→ TASK STATEMENT: Swap "user-placeholder-icon" for "user-default-icon" in the lines between the one containing "For every button, label, input, icon, or" and the one containing "battery-charging-icon — [1008, 48, 1082, 86]", inclusive, and give back only those lines with nothing else altered.

→ DATA PROVIDED:
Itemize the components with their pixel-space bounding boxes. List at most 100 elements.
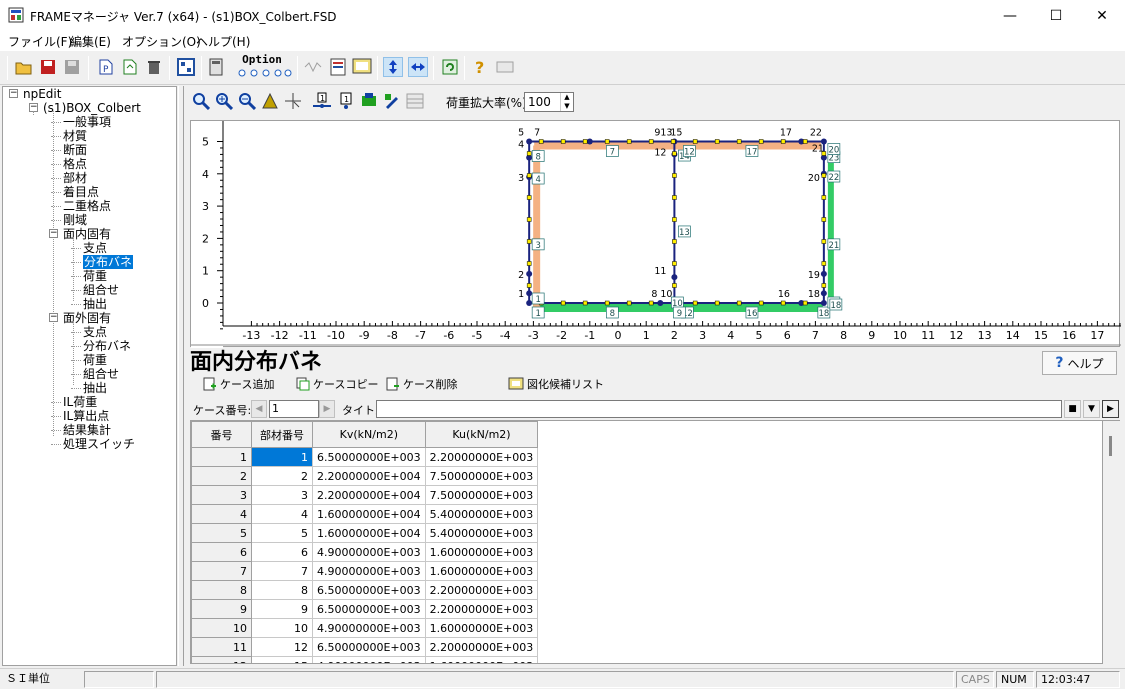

* * *

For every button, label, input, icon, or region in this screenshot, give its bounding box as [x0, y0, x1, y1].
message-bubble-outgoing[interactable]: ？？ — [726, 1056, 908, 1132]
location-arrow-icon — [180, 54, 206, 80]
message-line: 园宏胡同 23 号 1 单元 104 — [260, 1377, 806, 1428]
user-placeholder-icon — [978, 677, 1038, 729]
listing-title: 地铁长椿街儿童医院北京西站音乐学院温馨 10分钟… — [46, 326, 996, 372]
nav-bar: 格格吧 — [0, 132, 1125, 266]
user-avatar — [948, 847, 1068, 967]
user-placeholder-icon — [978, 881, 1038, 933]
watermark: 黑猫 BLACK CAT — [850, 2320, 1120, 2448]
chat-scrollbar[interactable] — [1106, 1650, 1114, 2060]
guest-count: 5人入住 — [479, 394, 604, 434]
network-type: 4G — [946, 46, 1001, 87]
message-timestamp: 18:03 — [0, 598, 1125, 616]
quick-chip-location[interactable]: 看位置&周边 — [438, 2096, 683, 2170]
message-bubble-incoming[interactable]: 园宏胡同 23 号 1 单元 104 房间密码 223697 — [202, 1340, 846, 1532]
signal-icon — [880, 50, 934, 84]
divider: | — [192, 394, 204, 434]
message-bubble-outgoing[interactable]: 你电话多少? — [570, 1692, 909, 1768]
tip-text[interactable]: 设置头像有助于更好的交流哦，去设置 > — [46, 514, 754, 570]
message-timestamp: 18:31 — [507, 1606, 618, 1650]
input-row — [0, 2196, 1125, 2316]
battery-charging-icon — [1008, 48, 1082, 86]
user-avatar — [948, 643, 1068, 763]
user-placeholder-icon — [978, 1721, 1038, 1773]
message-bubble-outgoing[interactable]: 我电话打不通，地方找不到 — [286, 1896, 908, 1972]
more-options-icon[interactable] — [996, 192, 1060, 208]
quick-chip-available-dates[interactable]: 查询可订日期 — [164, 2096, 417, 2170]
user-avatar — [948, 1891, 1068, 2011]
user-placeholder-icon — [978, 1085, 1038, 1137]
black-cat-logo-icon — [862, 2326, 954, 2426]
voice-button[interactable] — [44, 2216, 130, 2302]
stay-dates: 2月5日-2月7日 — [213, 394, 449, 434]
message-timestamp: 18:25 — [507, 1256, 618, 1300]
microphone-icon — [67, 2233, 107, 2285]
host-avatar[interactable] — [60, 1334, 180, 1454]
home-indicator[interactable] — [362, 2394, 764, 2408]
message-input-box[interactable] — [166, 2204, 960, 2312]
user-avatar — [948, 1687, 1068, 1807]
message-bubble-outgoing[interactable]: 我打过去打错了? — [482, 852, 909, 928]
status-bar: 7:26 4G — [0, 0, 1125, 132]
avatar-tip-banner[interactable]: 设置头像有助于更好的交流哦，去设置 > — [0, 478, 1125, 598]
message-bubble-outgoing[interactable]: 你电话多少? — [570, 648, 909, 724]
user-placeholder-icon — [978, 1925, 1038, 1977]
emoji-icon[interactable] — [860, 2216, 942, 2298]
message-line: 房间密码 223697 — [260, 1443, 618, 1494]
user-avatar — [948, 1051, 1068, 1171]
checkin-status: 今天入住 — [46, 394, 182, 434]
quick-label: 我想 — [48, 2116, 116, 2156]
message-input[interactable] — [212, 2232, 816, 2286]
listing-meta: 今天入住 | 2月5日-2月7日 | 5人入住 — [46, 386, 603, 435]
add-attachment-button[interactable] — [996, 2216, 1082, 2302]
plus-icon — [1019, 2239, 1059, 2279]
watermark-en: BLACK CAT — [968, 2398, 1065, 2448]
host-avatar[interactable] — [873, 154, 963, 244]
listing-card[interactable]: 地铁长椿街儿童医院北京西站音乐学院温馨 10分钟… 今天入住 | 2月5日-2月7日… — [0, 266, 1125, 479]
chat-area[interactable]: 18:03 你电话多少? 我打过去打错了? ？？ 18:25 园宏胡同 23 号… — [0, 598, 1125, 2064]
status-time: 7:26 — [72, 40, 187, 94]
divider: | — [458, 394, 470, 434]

→ THE RESPONSE:
For every button, label, input, icon, or region in this screenshot, give its bounding box as [x0, y0, x1, y1].
message-bubble-outgoing[interactable]: ？？ — [726, 1056, 908, 1132]
location-arrow-icon — [180, 54, 206, 80]
message-line: 园宏胡同 23 号 1 单元 104 — [260, 1377, 806, 1428]
user-default-icon — [978, 677, 1038, 729]
listing-title: 地铁长椿街儿童医院北京西站音乐学院温馨 10分钟… — [46, 326, 996, 372]
nav-bar: 格格吧 — [0, 132, 1125, 266]
user-avatar — [948, 847, 1068, 967]
user-default-icon — [978, 881, 1038, 933]
watermark: 黑猫 BLACK CAT — [850, 2320, 1120, 2448]
chat-scrollbar[interactable] — [1106, 1650, 1114, 2060]
guest-count: 5人入住 — [479, 394, 604, 434]
network-type: 4G — [946, 46, 1001, 87]
message-timestamp: 18:03 — [0, 598, 1125, 616]
quick-chip-location[interactable]: 看位置&周边 — [438, 2096, 683, 2170]
message-bubble-incoming[interactable]: 园宏胡同 23 号 1 单元 104 房间密码 223697 — [202, 1340, 846, 1532]
signal-icon — [880, 50, 934, 84]
divider: | — [192, 394, 204, 434]
message-bubble-outgoing[interactable]: 你电话多少? — [570, 1692, 909, 1768]
tip-text[interactable]: 设置头像有助于更好的交流哦，去设置 > — [46, 514, 754, 570]
message-timestamp: 18:31 — [507, 1606, 618, 1650]
input-row — [0, 2196, 1125, 2316]
battery-charging-icon — [1008, 48, 1082, 86]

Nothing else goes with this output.